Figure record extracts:
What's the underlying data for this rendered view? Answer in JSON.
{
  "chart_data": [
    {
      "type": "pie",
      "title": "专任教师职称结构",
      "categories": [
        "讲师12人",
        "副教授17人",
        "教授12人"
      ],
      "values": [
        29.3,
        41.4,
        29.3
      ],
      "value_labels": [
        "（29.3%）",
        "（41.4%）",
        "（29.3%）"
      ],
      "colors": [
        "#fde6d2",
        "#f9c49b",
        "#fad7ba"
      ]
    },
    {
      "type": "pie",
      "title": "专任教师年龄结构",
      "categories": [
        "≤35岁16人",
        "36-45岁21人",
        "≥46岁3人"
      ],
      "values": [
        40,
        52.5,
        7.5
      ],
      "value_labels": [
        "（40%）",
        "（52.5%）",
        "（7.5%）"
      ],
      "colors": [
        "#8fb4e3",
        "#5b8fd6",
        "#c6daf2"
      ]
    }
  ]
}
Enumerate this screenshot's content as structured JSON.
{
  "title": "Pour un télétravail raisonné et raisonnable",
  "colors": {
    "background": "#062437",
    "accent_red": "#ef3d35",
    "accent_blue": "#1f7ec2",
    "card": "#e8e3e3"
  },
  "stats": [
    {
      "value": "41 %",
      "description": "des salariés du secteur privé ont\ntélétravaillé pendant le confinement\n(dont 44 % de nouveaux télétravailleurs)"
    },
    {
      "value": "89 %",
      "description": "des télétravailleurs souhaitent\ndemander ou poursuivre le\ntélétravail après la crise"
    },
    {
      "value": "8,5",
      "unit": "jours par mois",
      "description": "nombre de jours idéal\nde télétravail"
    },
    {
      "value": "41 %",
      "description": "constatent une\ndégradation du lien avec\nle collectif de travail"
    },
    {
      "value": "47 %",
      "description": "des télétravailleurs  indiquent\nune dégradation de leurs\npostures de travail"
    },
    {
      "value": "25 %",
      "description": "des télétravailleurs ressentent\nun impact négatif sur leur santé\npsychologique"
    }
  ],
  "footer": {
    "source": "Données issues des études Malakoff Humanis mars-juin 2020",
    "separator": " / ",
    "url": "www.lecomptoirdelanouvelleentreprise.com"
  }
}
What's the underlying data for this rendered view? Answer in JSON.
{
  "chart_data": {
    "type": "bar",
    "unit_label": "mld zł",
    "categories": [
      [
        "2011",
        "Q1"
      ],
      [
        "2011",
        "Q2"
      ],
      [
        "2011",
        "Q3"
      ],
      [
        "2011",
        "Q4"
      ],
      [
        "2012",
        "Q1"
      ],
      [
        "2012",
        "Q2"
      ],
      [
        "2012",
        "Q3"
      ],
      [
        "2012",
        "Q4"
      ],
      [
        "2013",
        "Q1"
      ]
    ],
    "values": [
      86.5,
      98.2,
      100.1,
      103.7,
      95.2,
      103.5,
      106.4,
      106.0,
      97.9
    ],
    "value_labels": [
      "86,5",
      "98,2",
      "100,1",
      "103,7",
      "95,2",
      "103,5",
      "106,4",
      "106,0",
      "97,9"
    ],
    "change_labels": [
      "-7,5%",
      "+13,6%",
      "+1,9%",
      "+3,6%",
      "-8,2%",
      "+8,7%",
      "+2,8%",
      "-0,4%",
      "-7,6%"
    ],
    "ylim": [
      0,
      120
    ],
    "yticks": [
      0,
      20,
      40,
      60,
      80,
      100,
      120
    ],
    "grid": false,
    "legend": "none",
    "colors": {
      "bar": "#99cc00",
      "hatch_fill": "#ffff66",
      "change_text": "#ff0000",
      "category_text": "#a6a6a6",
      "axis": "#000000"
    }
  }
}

◆ DIRECTIVE
Produce an exact copy of the whole listing.

◆ RESPONSE TO THIS EXERCISE
What's the underlying data for this rendered view? Answer in JSON.
{
  "chart_data": [
    {
      "type": "pie",
      "title": "专任教师职称结构",
      "categories": [
        "讲师12人",
        "副教授17人",
        "教授12人"
      ],
      "values": [
        29.3,
        41.4,
        29.3
      ],
      "value_labels": [
        "（29.3%）",
        "（41.4%）",
        "（29.3%）"
      ],
      "colors": [
        "#fde6d2",
        "#f9c49b",
        "#fad7ba"
      ]
    },
    {
      "type": "pie",
      "title": "专任教师年龄结构",
      "categories": [
        "≤35岁16人",
        "36-45岁21人",
        "≥46岁3人"
      ],
      "values": [
        40,
        52.5,
        7.5
      ],
      "value_labels": [
        "（40%）",
        "（52.5%）",
        "（7.5%）"
      ],
      "colors": [
        "#8fb4e3",
        "#5b8fd6",
        "#c6daf2"
      ]
    }
  ]
}
Enumerate this screenshot's content as structured JSON.
{
  "title": "Pour un télétravail raisonné et raisonnable",
  "colors": {
    "background": "#062437",
    "accent_red": "#ef3d35",
    "accent_blue": "#1f7ec2",
    "card": "#e8e3e3"
  },
  "stats": [
    {
      "value": "41 %",
      "description": "des salariés du secteur privé ont\ntélétravaillé pendant le confinement\n(dont 44 % de nouveaux télétravailleurs)"
    },
    {
      "value": "89 %",
      "description": "des télétravailleurs souhaitent\ndemander ou poursuivre le\ntélétravail après la crise"
    },
    {
      "value": "8,5",
      "unit": "jours par mois",
      "description": "nombre de jours idéal\nde télétravail"
    },
    {
      "value": "41 %",
      "description": "constatent une\ndégradation du lien avec\nle collectif de travail"
    },
    {
      "value": "47 %",
      "description": "des télétravailleurs  indiquent\nune dégradation de leurs\npostures de travail"
    },
    {
      "value": "25 %",
      "description": "des télétravailleurs ressentent\nun impact négatif sur leur santé\npsychologique"
    }
  ],
  "footer": {
    "source": "Données issues des études Malakoff Humanis mars-juin 2020",
    "separator": " / ",
    "url": "www.lecomptoirdelanouvelleentreprise.com"
  }
}
What's the underlying data for this rendered view? Answer in JSON.
{
  "chart_data": {
    "type": "bar",
    "unit_label": "mld zł",
    "categories": [
      [
        "2011",
        "Q1"
      ],
      [
        "2011",
        "Q2"
      ],
      [
        "2011",
        "Q3"
      ],
      [
        "2011",
        "Q4"
      ],
      [
        "2012",
        "Q1"
      ],
      [
        "2012",
        "Q2"
      ],
      [
        "2012",
        "Q3"
      ],
      [
        "2012",
        "Q4"
      ],
      [
        "2013",
        "Q1"
      ]
    ],
    "values": [
      86.5,
      98.2,
      100.1,
      103.7,
      95.2,
      103.5,
      106.4,
      106.0,
      97.9
    ],
    "value_labels": [
      "86,5",
      "98,2",
      "100,1",
      "103,7",
      "95,2",
      "103,5",
      "106,4",
      "106,0",
      "97,9"
    ],
    "change_labels": [
      "-7,5%",
      "+13,6%",
      "+1,9%",
      "+3,6%",
      "-8,2%",
      "+8,7%",
      "+2,8%",
      "-0,4%",
      "-7,6%"
    ],
    "ylim": [
      0,
      120
    ],
    "yticks": [
      0,
      20,
      40,
      60,
      80,
      100,
      120
    ],
    "grid": false,
    "legend": "none",
    "colors": {
      "bar": "#99cc00",
      "hatch_fill": "#ffff66",
      "change_text": "#ff0000",
      "category_text": "#a6a6a6",
      "axis": "#000000"
    }
  }
}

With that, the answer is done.